Aim of the task —
Pull out every line below containing the word "cells".
[Opening Record excerpts section]
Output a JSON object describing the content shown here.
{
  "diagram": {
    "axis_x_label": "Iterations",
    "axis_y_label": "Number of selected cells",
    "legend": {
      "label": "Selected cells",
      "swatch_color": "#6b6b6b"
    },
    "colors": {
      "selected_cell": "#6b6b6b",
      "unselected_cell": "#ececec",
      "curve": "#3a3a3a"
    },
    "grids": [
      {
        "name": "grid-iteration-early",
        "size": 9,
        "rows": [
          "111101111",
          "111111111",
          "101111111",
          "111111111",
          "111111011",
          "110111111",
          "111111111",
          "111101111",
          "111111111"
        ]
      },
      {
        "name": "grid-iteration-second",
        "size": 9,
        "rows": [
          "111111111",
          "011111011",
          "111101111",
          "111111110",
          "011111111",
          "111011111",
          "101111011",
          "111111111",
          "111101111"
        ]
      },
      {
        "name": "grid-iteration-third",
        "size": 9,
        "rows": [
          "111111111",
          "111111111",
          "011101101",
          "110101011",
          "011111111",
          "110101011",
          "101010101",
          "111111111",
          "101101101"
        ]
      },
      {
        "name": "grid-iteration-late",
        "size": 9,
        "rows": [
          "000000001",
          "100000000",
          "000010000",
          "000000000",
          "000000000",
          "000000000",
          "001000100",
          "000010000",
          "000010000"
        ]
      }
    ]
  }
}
[Closing Record excerpts section]
Answer to this exercise —
    "axis_y_label": "Number of selected cells",
      "label": "Selected cells",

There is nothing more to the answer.